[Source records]
++++++++++++++++++++
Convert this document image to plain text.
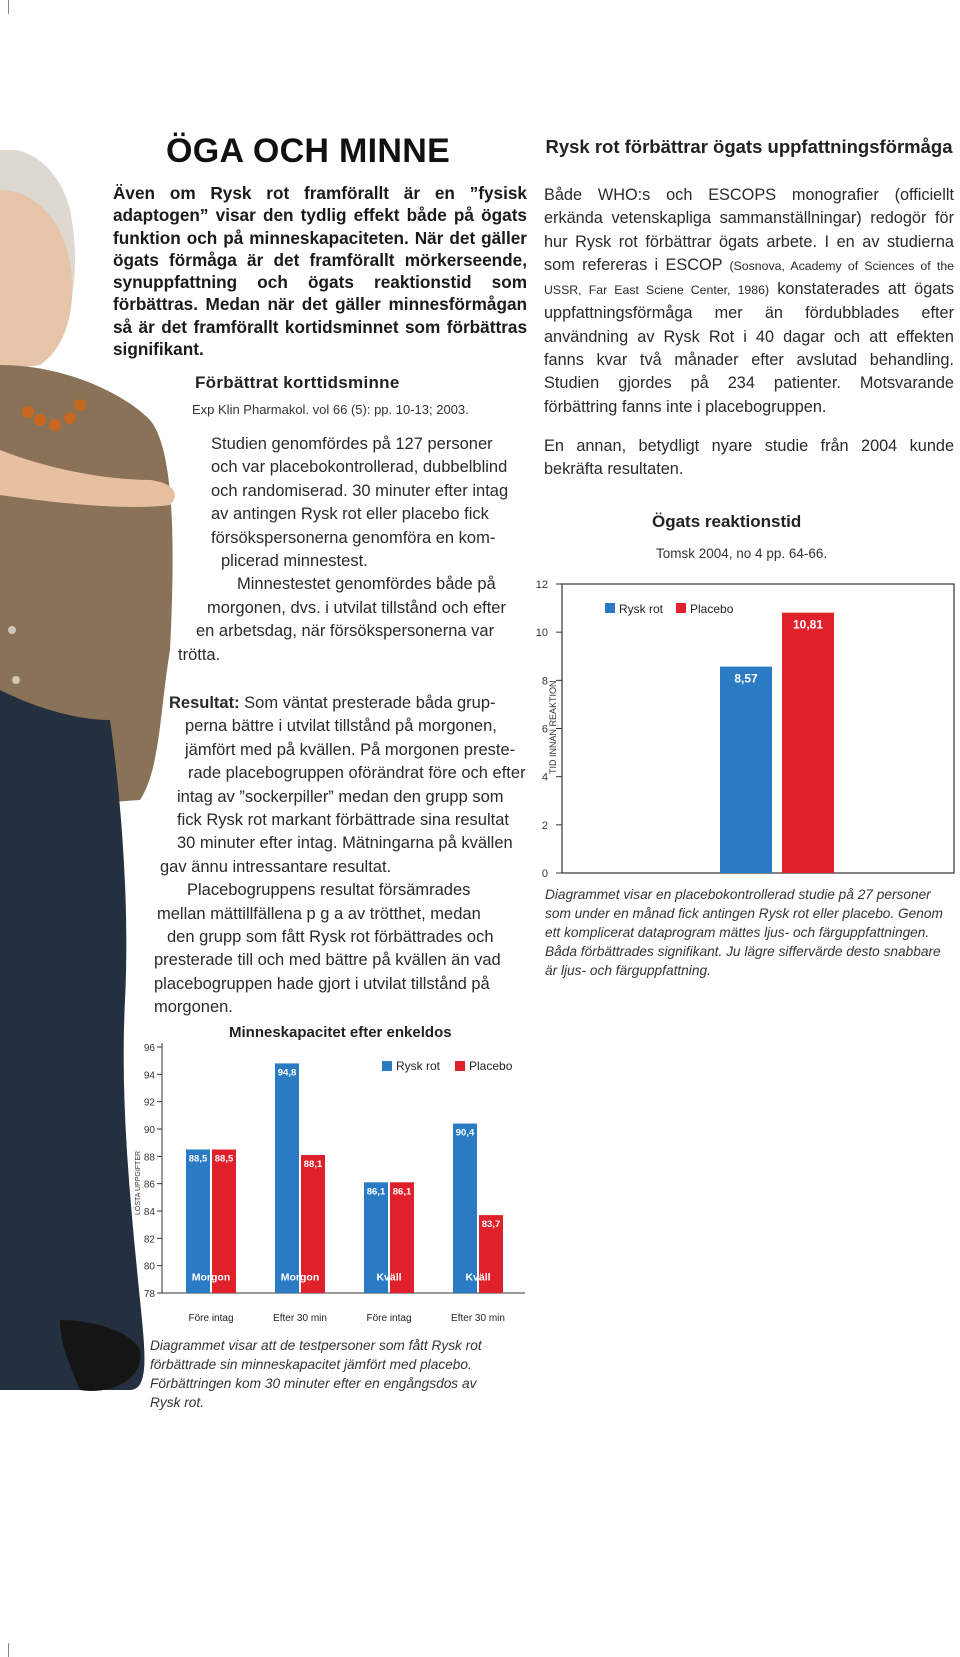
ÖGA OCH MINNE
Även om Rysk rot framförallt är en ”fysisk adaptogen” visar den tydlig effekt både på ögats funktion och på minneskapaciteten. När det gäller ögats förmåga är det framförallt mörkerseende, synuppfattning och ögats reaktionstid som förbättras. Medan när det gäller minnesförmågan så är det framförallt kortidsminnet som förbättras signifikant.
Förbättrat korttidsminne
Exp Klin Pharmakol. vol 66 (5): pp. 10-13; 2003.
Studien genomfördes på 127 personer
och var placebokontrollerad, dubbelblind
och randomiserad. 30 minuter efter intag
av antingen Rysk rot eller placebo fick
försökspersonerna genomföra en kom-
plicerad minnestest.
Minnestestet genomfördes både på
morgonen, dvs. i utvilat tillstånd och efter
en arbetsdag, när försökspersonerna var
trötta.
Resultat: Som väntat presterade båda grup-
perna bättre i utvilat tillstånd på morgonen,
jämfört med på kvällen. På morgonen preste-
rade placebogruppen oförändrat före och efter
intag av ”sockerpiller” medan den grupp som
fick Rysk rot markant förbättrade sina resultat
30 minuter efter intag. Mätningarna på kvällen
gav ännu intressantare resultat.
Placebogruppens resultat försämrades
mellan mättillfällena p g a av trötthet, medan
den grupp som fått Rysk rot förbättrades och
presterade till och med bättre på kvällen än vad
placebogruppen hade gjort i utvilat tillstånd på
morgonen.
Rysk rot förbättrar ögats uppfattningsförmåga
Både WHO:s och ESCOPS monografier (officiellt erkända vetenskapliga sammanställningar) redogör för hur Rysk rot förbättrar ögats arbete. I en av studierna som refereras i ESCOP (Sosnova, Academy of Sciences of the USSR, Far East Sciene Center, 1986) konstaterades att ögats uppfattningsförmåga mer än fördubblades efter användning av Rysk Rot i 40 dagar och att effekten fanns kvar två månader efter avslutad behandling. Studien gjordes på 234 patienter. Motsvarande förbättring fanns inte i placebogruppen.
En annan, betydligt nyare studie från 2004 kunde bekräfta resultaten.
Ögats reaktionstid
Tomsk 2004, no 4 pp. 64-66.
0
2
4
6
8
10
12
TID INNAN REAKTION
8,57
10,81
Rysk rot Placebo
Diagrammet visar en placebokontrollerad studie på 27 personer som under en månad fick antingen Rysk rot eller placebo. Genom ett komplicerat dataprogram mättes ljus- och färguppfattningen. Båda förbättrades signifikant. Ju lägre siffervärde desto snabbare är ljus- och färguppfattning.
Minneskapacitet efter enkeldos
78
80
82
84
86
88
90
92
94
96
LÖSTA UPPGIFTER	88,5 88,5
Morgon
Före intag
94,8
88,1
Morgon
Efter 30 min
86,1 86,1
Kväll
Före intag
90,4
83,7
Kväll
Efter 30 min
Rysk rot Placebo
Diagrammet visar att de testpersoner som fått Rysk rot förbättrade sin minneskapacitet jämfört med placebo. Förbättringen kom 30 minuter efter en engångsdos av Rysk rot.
++++++++++++++++++++
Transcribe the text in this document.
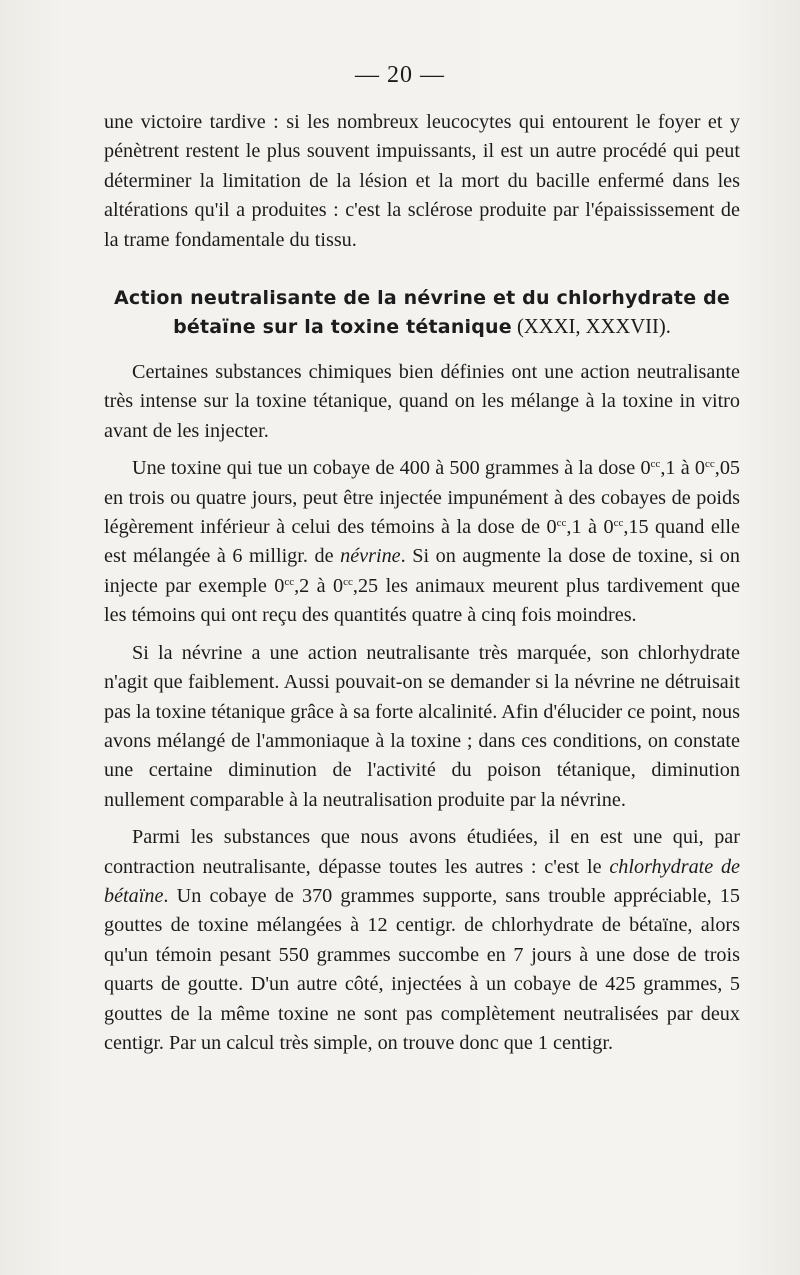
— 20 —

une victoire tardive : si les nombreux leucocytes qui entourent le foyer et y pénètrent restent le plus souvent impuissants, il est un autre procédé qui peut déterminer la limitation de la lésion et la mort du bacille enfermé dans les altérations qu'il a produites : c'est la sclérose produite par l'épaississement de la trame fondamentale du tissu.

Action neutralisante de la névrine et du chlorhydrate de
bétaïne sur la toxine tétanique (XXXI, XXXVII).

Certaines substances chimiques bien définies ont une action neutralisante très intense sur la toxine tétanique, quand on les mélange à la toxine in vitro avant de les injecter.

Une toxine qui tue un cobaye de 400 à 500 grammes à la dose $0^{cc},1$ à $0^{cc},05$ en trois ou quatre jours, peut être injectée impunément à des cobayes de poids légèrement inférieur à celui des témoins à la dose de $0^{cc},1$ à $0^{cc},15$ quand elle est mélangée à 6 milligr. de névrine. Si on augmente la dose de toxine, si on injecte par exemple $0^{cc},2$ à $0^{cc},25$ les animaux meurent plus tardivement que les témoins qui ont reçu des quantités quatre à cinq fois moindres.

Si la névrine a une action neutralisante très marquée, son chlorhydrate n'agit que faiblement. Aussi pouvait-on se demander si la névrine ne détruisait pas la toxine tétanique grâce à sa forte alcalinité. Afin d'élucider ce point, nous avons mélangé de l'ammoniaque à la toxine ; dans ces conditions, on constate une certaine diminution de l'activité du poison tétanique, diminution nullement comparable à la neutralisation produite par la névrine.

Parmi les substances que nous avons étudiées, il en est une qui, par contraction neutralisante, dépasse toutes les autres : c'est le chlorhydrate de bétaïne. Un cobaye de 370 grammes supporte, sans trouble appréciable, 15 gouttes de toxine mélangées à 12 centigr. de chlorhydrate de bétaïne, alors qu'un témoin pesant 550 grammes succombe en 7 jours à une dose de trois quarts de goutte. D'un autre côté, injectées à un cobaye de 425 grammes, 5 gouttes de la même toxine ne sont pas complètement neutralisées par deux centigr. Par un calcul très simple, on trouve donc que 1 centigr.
++++++++++++++++++++
**Exercise aim:** Return each line of the data above that includes the word "text".

**Output:**
Convert this document image to plain text.
Transcribe the text in this document.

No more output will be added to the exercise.